--- begin DATA LISTING ---

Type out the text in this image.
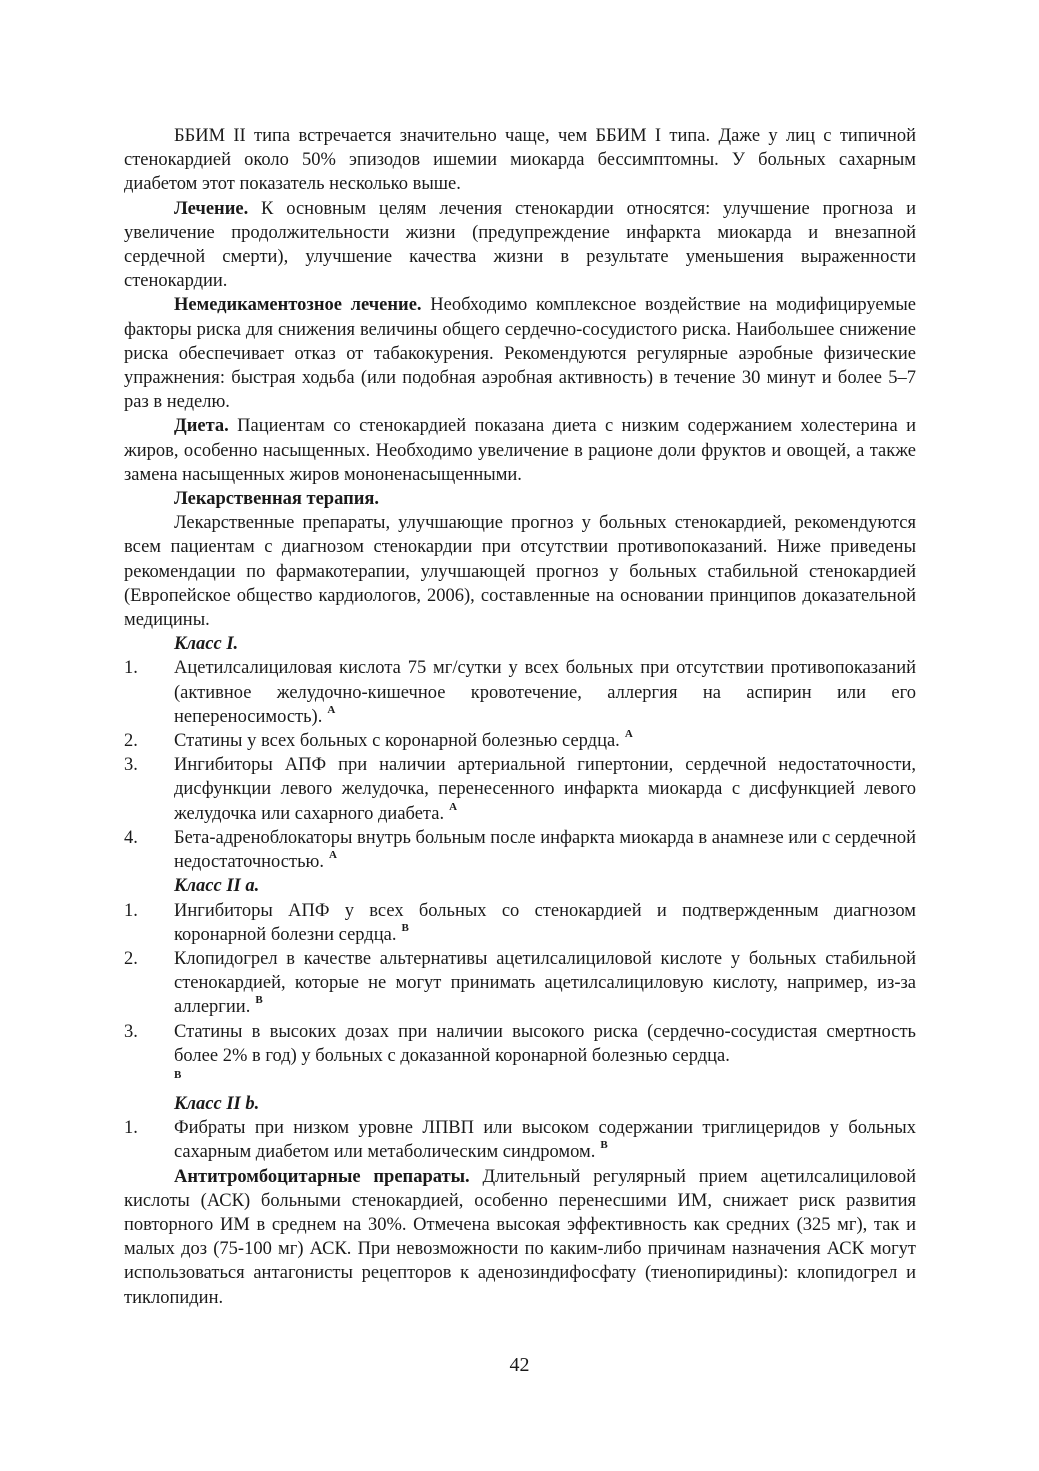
ББИМ II типа встречается значительно чаще, чем ББИМ I типа. Даже у лиц с типичной стенокардией около 50% эпизодов ишемии миокарда бессимптомны. У больных сахарным диабетом этот показатель несколько выше.

Лечение. К основным целям лечения стенокардии относятся: улучшение прогноза и увеличение продолжительности жизни (предупреждение инфаркта миокарда и внезапной сердечной смерти), улучшение качества жизни в результате уменьшения выраженности стенокардии.

Немедикаментозное лечение. Необходимо комплексное воздействие на модифицируемые факторы риска для снижения величины общего сердечно-сосудистого риска. Наибольшее снижение риска обеспечивает отказ от табакокурения. Рекомендуются регулярные аэробные физические упражнения: быстрая ходьба (или подобная аэробная активность) в течение 30 минут и более 5–7 раз в неделю.

Диета. Пациентам со стенокардией показана диета с низким содержанием холестерина и жиров, особенно насыщенных. Необходимо увеличение в рационе доли фруктов и овощей, а также замена насыщенных жиров мононенасыщенными.

Лекарственная терапия.

Лекарственные препараты, улучшающие прогноз у больных стенокардией, рекомендуются всем пациентам с диагнозом стенокардии при отсутствии противопоказаний. Ниже приведены рекомендации по фармакотерапии, улучшающей прогноз у больных стабильной стенокардией (Европейское общество кардиологов, 2006), составленные на основании принципов доказательной медицины.

Класс I.

1.	Ацетилсалициловая кислота 75 мг/сутки у всех больных при отсутствии противопоказаний (активное желудочно-кишечное кровотечение, аллергия на аспирин или его непереносимость). $^A$
2.	Статины у всех больных с коронарной болезнью сердца. $^A$
3.	Ингибиторы АПФ при наличии артериальной гипертонии, сердечной недостаточности, дисфункции левого желудочка, перенесенного инфаркта миокарда с дисфункцией левого желудочка или сахарного диабета. $^A$
4.	Бета-адреноблокаторы внутрь больным после инфаркта миокарда в анамнезе или с сердечной недостаточностью. $^A$

Класс II a.

1.	Ингибиторы АПФ у всех больных со стенокардией и подтвержденным диагнозом коронарной болезни сердца. $^B$
2.	Клопидогрел в качестве альтернативы ацетилсалициловой кислоте у больных стабильной стенокардией, которые не могут принимать ацетилсалициловую кислоту, например, из-за аллергии. $^B$
3.	Статины в высоких дозах при наличии высокого риска (сердечно-сосудистая смертность более 2% в год) у больных с доказанной коронарной болезнью сердца.
B

Класс II b.

1.	Фибраты при низком уровне ЛПВП или высоком содержании триглицеридов у больных сахарным диабетом или метаболическим синдромом. $^B$

Антитромбоцитарные препараты. Длительный регулярный прием ацетилсалициловой кислоты (АСК) больными стенокардией, особенно перенесшими ИМ, снижает риск развития повторного ИМ в среднем на 30%. Отмечена высокая эффективность как средних (325 мг), так и малых доз (75-100 мг) АСК. При невозможности по каким-либо причинам назначения АСК могут использоваться антагонисты рецепторов к аденозиндифосфату (тиенопиридины): клопидогрел и тиклопидин.

42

--- end DATA LISTING ---

WORK TO DO
Your task is to gather all lines from the entries above that hold the word "Ингибиторы".

CORRECT RESPONSE
3.	Ингибиторы АПФ при наличии артериальной гипертонии, сердечной недостаточности, дисфункции левого желудочка, перенесенного инфаркта миокарда с дисфункцией левого желудочка или сахарного диабета. $^A$
1.	Ингибиторы АПФ у всех больных со стенокардией и подтвержденным диагнозом коронарной болезни сердца. $^B$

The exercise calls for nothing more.